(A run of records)
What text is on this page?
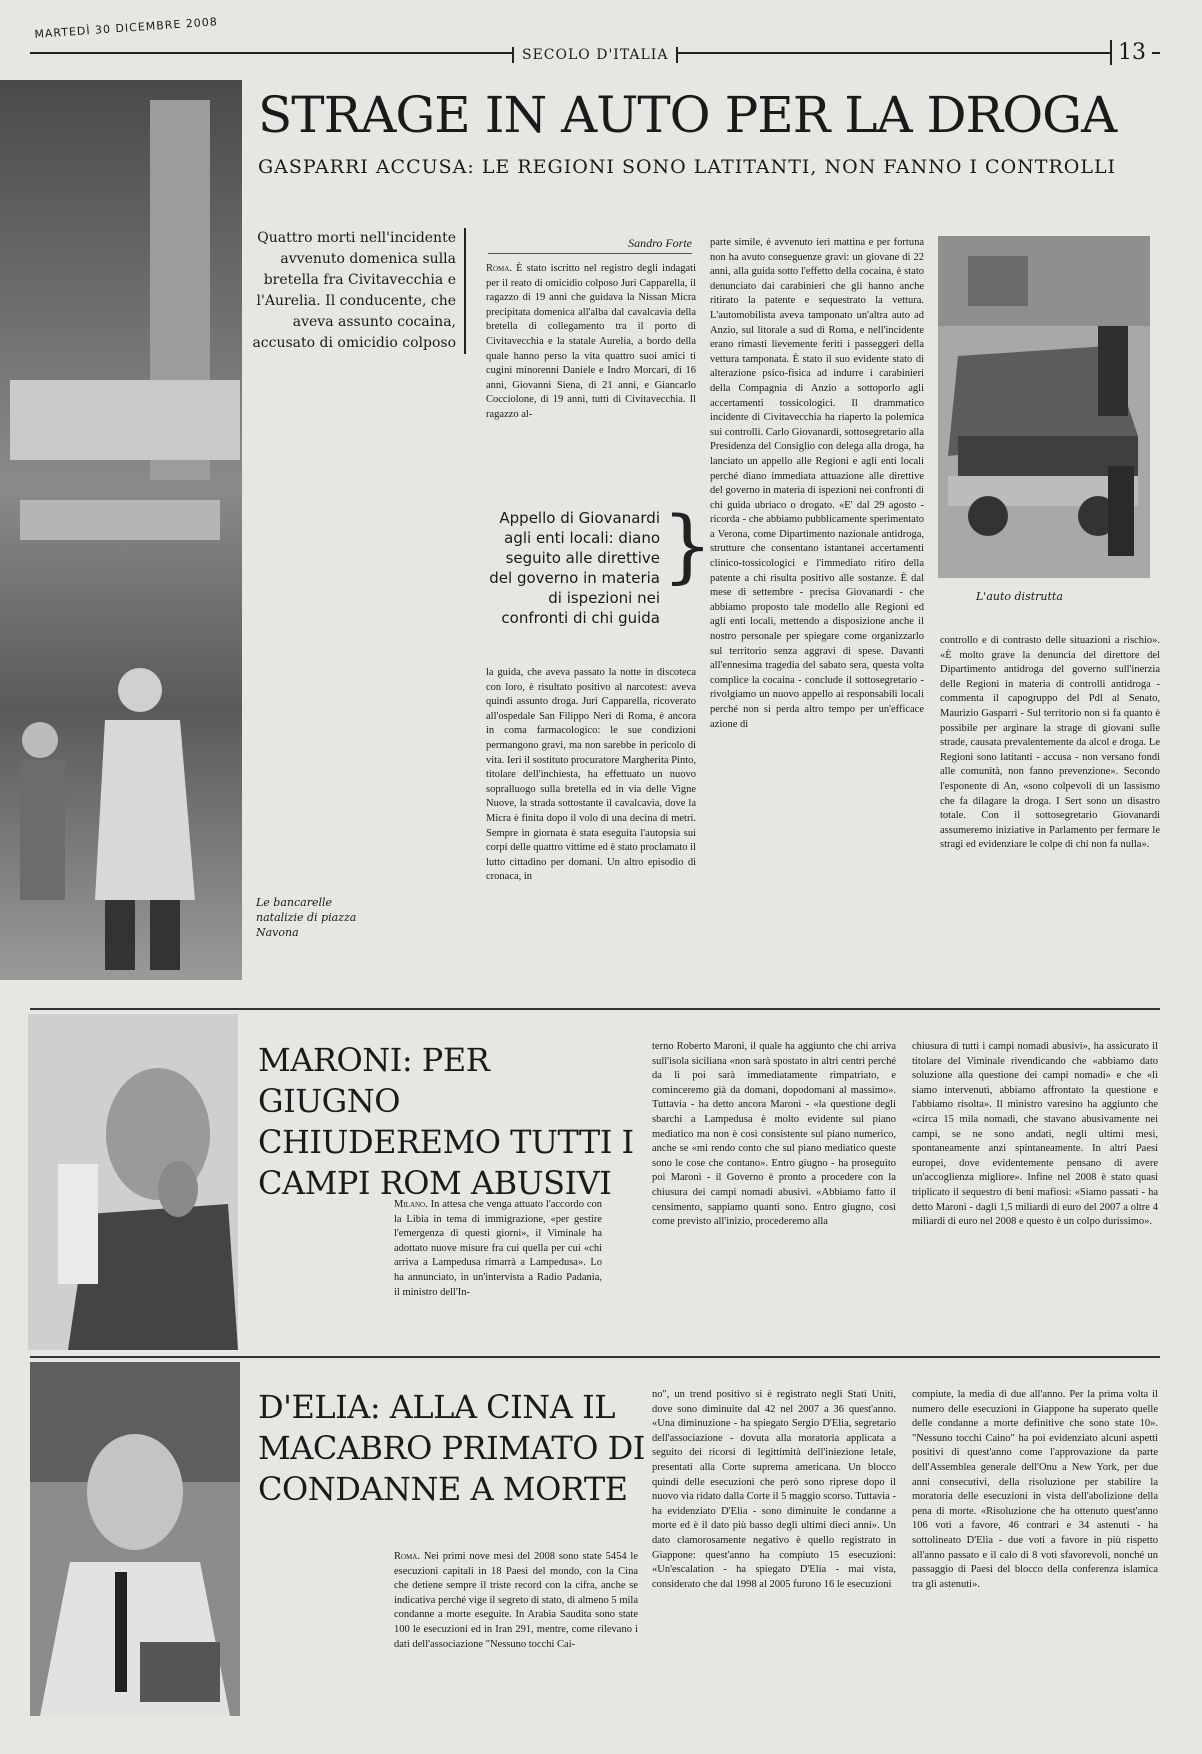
MARTEDÌ 30 DICEMBRE 2008
SECOLO D'ITALIA	13
Le bancarelle natalizie di piazza Navona
STRAGE IN AUTO PER LA DROGA
GASPARRI ACCUSA: LE REGIONI SONO LATITANTI, NON FANNO I CONTROLLI
Quattro morti nell'incidente avvenuto domenica sulla bretella fra Civitavecchia e l'Aurelia. Il conducente, che aveva assunto cocaina, accusato di omicidio colposo
Sandro Forte
Roma. È stato iscritto nel registro degli indagati per il reato di omicidio colposo Juri Capparella, il ragazzo di 19 anni che guidava la Nissan Micra precipitata domenica all'alba dal cavalcavia della bretella di collegamento tra il porto di Civitavecchia e la statale Aurelia, a bordo della quale hanno perso la vita quattro suoi amici ti cugini minorenni Daniele e Indro Morcari, di 16 anni, Giovanni Siena, di 21 anni, e Giancarlo Cocciolone, di 19 anni, tutti di Civitavecchia. Il ragazzo al-
Appello di Giovanardi agli enti locali: diano seguito alle direttive del governo in materia di ispezioni nei confronti di chi guida
}
la guida, che aveva passato la notte in discoteca con loro, è risultato positivo al narcotest: aveva quindi assunto droga. Juri Capparella, ricoverato all'ospedale San Filippo Neri di Roma, è ancora in coma farmacologico: le sue condizioni permangono gravi, ma non sarebbe in pericolo di vita. Ieri il sostituto procuratore Margherita Pinto, titolare dell'inchiesta, ha effettuato un nuovo sopralluogo sulla bretella ed in via delle Vigne Nuove, la strada sottostante il cavalcavia, dove la Micra è finita dopo il volo di una decina di metri. Sempre in giornata è stata eseguita l'autopsia sui corpi delle quattro vittime ed è stato proclamato il lutto cittadino per domani. Un altro episodio di cronaca, in
parte simile, è avvenuto ieri mattina e per fortuna non ha avuto conseguenze gravi: un giovane di 22 anni, alla guida sotto l'effetto della cocaina, è stato denunciato dai carabinieri che gli hanno anche ritirato la patente e sequestrato la vettura. L'automobilista aveva tamponato un'altra auto ad Anzio, sul litorale a sud di Roma, e nell'incidente erano rimasti lievemente feriti i passeggeri della vettura tamponata. È stato il suo evidente stato di alterazione psico-fisica ad indurre i carabinieri della Compagnia di Anzio a sottoporlo agli accertamenti tossicologici. Il drammatico incidente di Civitavecchia ha riaperto la polemica sui controlli. Carlo Giovanardi, sottosegretario alla Presidenza del Consiglio con delega alla droga, ha lanciato un appello alle Regioni e agli enti locali perché diano immediata attuazione alle direttive del governo in materia di ispezioni nei confronti di chi guida ubriaco o drogato. «E' dal 29 agosto - ricorda - che abbiamo pubblicamente sperimentato a Verona, come Dipartimento nazionale antidroga, strutture che consentano istantanei accertamenti clinico-tossicologici e l'immediato ritiro della patente a chi risulta positivo alle sostanze. È dal mese di settembre - precisa Giovanardi - che abbiamo proposto tale modello alle Regioni ed agli enti locali, mettendo a disposizione anche il nostro personale per spiegare come organizzarlo sul territorio senza aggravi di spese. Davanti all'ennesima tragedia del sabato sera, questa volta complice la cocaina - conclude il sottosegretario - rivolgiamo un nuovo appello ai responsabili locali perché non si perda altro tempo per un'efficace azione di
L'auto distrutta
controllo e di contrasto delle situazioni a rischio». «È molto grave la denuncia del direttore del Dipartimento antidroga del governo sull'inerzia delle Regioni in materia di controlli antidroga - commenta il capogruppo del Pdl al Senato, Maurizio Gasparri - Sul territorio non si fa quanto è possibile per arginare la strage di giovani sulle strade, causata prevalentemente da alcol e droga. Le Regioni sono latitanti - accusa - non versano fondi alle comunità, non fanno prevenzione». Secondo l'esponente di An, «sono colpevoli di un lassismo che fa dilagare la droga. I Sert sono un disastro totale. Con il sottosegretario Giovanardi assumeremo iniziative in Parlamento per fermare le stragi ed evidenziare le colpe di chi non fa nulla».
MARONI: PER GIUGNO CHIUDEREMO TUTTI I CAMPI ROM ABUSIVI
Milano. In attesa che venga attuato l'accordo con la Libia in tema di immigrazione, «per gestire l'emergenza di questi giorni», il Viminale ha adottato nuove misure fra cui quella per cui «chi arriva a Lampedusa rimarrà a Lampedusa». Lo ha annunciato, in un'intervista a Radio Padania, il ministro dell'In-
terno Roberto Maroni, il quale ha aggiunto che chi arriva sull'isola siciliana «non sarà spostato in altri centri perché da lì poi sarà immediatamente rimpatriato, e cominceremo già da domani, dopodomani al massimo». Tuttavia - ha detto ancora Maroni - «la questione degli sbarchi a Lampedusa è molto evidente sul piano mediatico ma non è così consistente sul piano numerico, anche se «mi rendo conto che sul piano mediatico queste sono le cose che contano». Entro giugno - ha proseguito poi Maroni - il Governo è pronto a procedere con la chiusura dei campi nomadi abusivi. «Abbiamo fatto il censimento, sappiamo quanti sono. Entro giugno, così come previsto all'inizio, procederemo alla
chiusura di tutti i campi nomadi abusivi», ha assicurato il titolare del Viminale rivendicando che «abbiamo dato soluzione alla questione dei campi nomadi» e che «lì siamo intervenuti, abbiamo affrontato la questione e l'abbiamo risolta». Il ministro varesino ha aggiunto che «circa 15 mila nomadi, che stavano abusivamente nei campi, se ne sono andati, negli ultimi mesi, spontaneamente anzi spintaneamente. In altri Paesi europei, dove evidentemente pensano di avere un'accoglienza migliore». Infine nel 2008 è stato quasi triplicato il sequestro di beni mafiosi: «Siamo passati - ha detto Maroni - dagli 1,5 miliardi di euro del 2007 a oltre 4 miliardi di euro nel 2008 e questo è un colpo durissimo».
D'ELIA: ALLA CINA IL MACABRO PRIMATO DI CONDANNE A MORTE
Roma. Nei primi nove mesi del 2008 sono state 5454 le esecuzioni capitali in 18 Paesi del mondo, con la Cina che detiene sempre il triste record con la cifra, anche se indicativa perché vige il segreto di stato, di almeno 5 mila condanne a morte eseguite. In Arabia Saudita sono state 100 le esecuzioni ed in Iran 291, mentre, come rilevano i dati dell'associazione "Nessuno tocchi Cai-
no", un trend positivo si è registrato negli Stati Uniti, dove sono diminuite dal 42 nel 2007 a 36 quest'anno. «Una diminuzione - ha spiegato Sergio D'Elia, segretario dell'associazione - dovuta alla moratoria applicata a seguito dei ricorsi di legittimità dell'iniezione letale, presentati alla Corte suprema americana. Un blocco quindi delle esecuzioni che però sono riprese dopo il nuovo via ridato dalla Corte il 5 maggio scorso. Tuttavia - ha evidenziato D'Elia - sono diminuite le condanne a morte ed è il dato più basso degli ultimi dieci anni». Un dato clamorosamente negativo è quello registrato in Giappone: quest'anno ha compiuto 15 esecuzioni: «Un'escalation - ha spiegato D'Elia - mai vista, considerato che dal 1998 al 2005 furono 16 le esecuzioni
compiute, la media di due all'anno. Per la prima volta il numero delle esecuzioni in Giappone ha superato quelle delle condanne a morte definitive che sono state 10». "Nessuno tocchi Caino" ha poi evidenziato alcuni aspetti positivi di quest'anno come l'approvazione da parte dell'Assemblea generale dell'Onu a New York, per due anni consecutivi, della risoluzione per stabilire la moratoria delle esecuzioni in vista dell'abolizione della pena di morte. «Risoluzione che ha ottenuto quest'anno 106 voti a favore, 46 contrari e 34 astenuti - ha sottolineato D'Elia - due voti a favore in più rispetto all'anno passato e il calo di 8 voti sfavorevoli, nonché un passaggio di Paesi del blocco della conferenza islamica tra gli astenuti».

Exercise directions:
The records above are to be reproduced exactly; the pictures are to be left out.

Answer to this problem:
What text is on this page?
MARTEDÌ 30 DICEMBRE 2008
SECOLO D'ITALIA	13
Le bancarelle natalizie di piazza Navona
STRAGE IN AUTO PER LA DROGA
GASPARRI ACCUSA: LE REGIONI SONO LATITANTI, NON FANNO I CONTROLLI
Quattro morti nell'incidente avvenuto domenica sulla bretella fra Civitavecchia e l'Aurelia. Il conducente, che aveva assunto cocaina, accusato di omicidio colposo
Sandro Forte
Roma. È stato iscritto nel registro degli indagati per il reato di omicidio colposo Juri Capparella, il ragazzo di 19 anni che guidava la Nissan Micra precipitata domenica all'alba dal cavalcavia della bretella di collegamento tra il porto di Civitavecchia e la statale Aurelia, a bordo della quale hanno perso la vita quattro suoi amici ti cugini minorenni Daniele e Indro Morcari, di 16 anni, Giovanni Siena, di 21 anni, e Giancarlo Cocciolone, di 19 anni, tutti di Civitavecchia. Il ragazzo al-
Appello di Giovanardi agli enti locali: diano seguito alle direttive del governo in materia di ispezioni nei confronti di chi guida
}
la guida, che aveva passato la notte in discoteca con loro, è risultato positivo al narcotest: aveva quindi assunto droga. Juri Capparella, ricoverato all'ospedale San Filippo Neri di Roma, è ancora in coma farmacologico: le sue condizioni permangono gravi, ma non sarebbe in pericolo di vita. Ieri il sostituto procuratore Margherita Pinto, titolare dell'inchiesta, ha effettuato un nuovo sopralluogo sulla bretella ed in via delle Vigne Nuove, la strada sottostante il cavalcavia, dove la Micra è finita dopo il volo di una decina di metri. Sempre in giornata è stata eseguita l'autopsia sui corpi delle quattro vittime ed è stato proclamato il lutto cittadino per domani. Un altro episodio di cronaca, in
parte simile, è avvenuto ieri mattina e per fortuna non ha avuto conseguenze gravi: un giovane di 22 anni, alla guida sotto l'effetto della cocaina, è stato denunciato dai carabinieri che gli hanno anche ritirato la patente e sequestrato la vettura. L'automobilista aveva tamponato un'altra auto ad Anzio, sul litorale a sud di Roma, e nell'incidente erano rimasti lievemente feriti i passeggeri della vettura tamponata. È stato il suo evidente stato di alterazione psico-fisica ad indurre i carabinieri della Compagnia di Anzio a sottoporlo agli accertamenti tossicologici. Il drammatico incidente di Civitavecchia ha riaperto la polemica sui controlli. Carlo Giovanardi, sottosegretario alla Presidenza del Consiglio con delega alla droga, ha lanciato un appello alle Regioni e agli enti locali perché diano immediata attuazione alle direttive del governo in materia di ispezioni nei confronti di chi guida ubriaco o drogato. «E' dal 29 agosto - ricorda - che abbiamo pubblicamente sperimentato a Verona, come Dipartimento nazionale antidroga, strutture che consentano istantanei accertamenti clinico-tossicologici e l'immediato ritiro della patente a chi risulta positivo alle sostanze. È dal mese di settembre - precisa Giovanardi - che abbiamo proposto tale modello alle Regioni ed agli enti locali, mettendo a disposizione anche il nostro personale per spiegare come organizzarlo sul territorio senza aggravi di spese. Davanti all'ennesima tragedia del sabato sera, questa volta complice la cocaina - conclude il sottosegretario - rivolgiamo un nuovo appello ai responsabili locali perché non si perda altro tempo per un'efficace azione di
L'auto distrutta
controllo e di contrasto delle situazioni a rischio». «È molto grave la denuncia del direttore del Dipartimento antidroga del governo sull'inerzia delle Regioni in materia di controlli antidroga - commenta il capogruppo del Pdl al Senato, Maurizio Gasparri - Sul territorio non si fa quanto è possibile per arginare la strage di giovani sulle strade, causata prevalentemente da alcol e droga. Le Regioni sono latitanti - accusa - non versano fondi alle comunità, non fanno prevenzione». Secondo l'esponente di An, «sono colpevoli di un lassismo che fa dilagare la droga. I Sert sono un disastro totale. Con il sottosegretario Giovanardi assumeremo iniziative in Parlamento per fermare le stragi ed evidenziare le colpe di chi non fa nulla».
MARONI: PER GIUGNO CHIUDEREMO TUTTI I CAMPI ROM ABUSIVI
Milano. In attesa che venga attuato l'accordo con la Libia in tema di immigrazione, «per gestire l'emergenza di questi giorni», il Viminale ha adottato nuove misure fra cui quella per cui «chi arriva a Lampedusa rimarrà a Lampedusa». Lo ha annunciato, in un'intervista a Radio Padania, il ministro dell'In-
terno Roberto Maroni, il quale ha aggiunto che chi arriva sull'isola siciliana «non sarà spostato in altri centri perché da lì poi sarà immediatamente rimpatriato, e cominceremo già da domani, dopodomani al massimo». Tuttavia - ha detto ancora Maroni - «la questione degli sbarchi a Lampedusa è molto evidente sul piano mediatico ma non è così consistente sul piano numerico, anche se «mi rendo conto che sul piano mediatico queste sono le cose che contano». Entro giugno - ha proseguito poi Maroni - il Governo è pronto a procedere con la chiusura dei campi nomadi abusivi. «Abbiamo fatto il censimento, sappiamo quanti sono. Entro giugno, così come previsto all'inizio, procederemo alla
chiusura di tutti i campi nomadi abusivi», ha assicurato il titolare del Viminale rivendicando che «abbiamo dato soluzione alla questione dei campi nomadi» e che «lì siamo intervenuti, abbiamo affrontato la questione e l'abbiamo risolta». Il ministro varesino ha aggiunto che «circa 15 mila nomadi, che stavano abusivamente nei campi, se ne sono andati, negli ultimi mesi, spontaneamente anzi spintaneamente. In altri Paesi europei, dove evidentemente pensano di avere un'accoglienza migliore». Infine nel 2008 è stato quasi triplicato il sequestro di beni mafiosi: «Siamo passati - ha detto Maroni - dagli 1,5 miliardi di euro del 2007 a oltre 4 miliardi di euro nel 2008 e questo è un colpo durissimo».
D'ELIA: ALLA CINA IL MACABRO PRIMATO DI CONDANNE A MORTE
Roma. Nei primi nove mesi del 2008 sono state 5454 le esecuzioni capitali in 18 Paesi del mondo, con la Cina che detiene sempre il triste record con la cifra, anche se indicativa perché vige il segreto di stato, di almeno 5 mila condanne a morte eseguite. In Arabia Saudita sono state 100 le esecuzioni ed in Iran 291, mentre, come rilevano i dati dell'associazione "Nessuno tocchi Cai-
no", un trend positivo si è registrato negli Stati Uniti, dove sono diminuite dal 42 nel 2007 a 36 quest'anno. «Una diminuzione - ha spiegato Sergio D'Elia, segretario dell'associazione - dovuta alla moratoria applicata a seguito dei ricorsi di legittimità dell'iniezione letale, presentati alla Corte suprema americana. Un blocco quindi delle esecuzioni che però sono riprese dopo il nuovo via ridato dalla Corte il 5 maggio scorso. Tuttavia - ha evidenziato D'Elia - sono diminuite le condanne a morte ed è il dato più basso degli ultimi dieci anni». Un dato clamorosamente negativo è quello registrato in Giappone: quest'anno ha compiuto 15 esecuzioni: «Un'escalation - ha spiegato D'Elia - mai vista, considerato che dal 1998 al 2005 furono 16 le esecuzioni
compiute, la media di due all'anno. Per la prima volta il numero delle esecuzioni in Giappone ha superato quelle delle condanne a morte definitive che sono state 10». "Nessuno tocchi Caino" ha poi evidenziato alcuni aspetti positivi di quest'anno come l'approvazione da parte dell'Assemblea generale dell'Onu a New York, per due anni consecutivi, della risoluzione per stabilire la moratoria delle esecuzioni in vista dell'abolizione della pena di morte. «Risoluzione che ha ottenuto quest'anno 106 voti a favore, 46 contrari e 34 astenuti - ha sottolineato D'Elia - due voti a favore in più rispetto all'anno passato e il calo di 8 voti sfavorevoli, nonché un passaggio di Paesi del blocco della conferenza islamica tra gli astenuti».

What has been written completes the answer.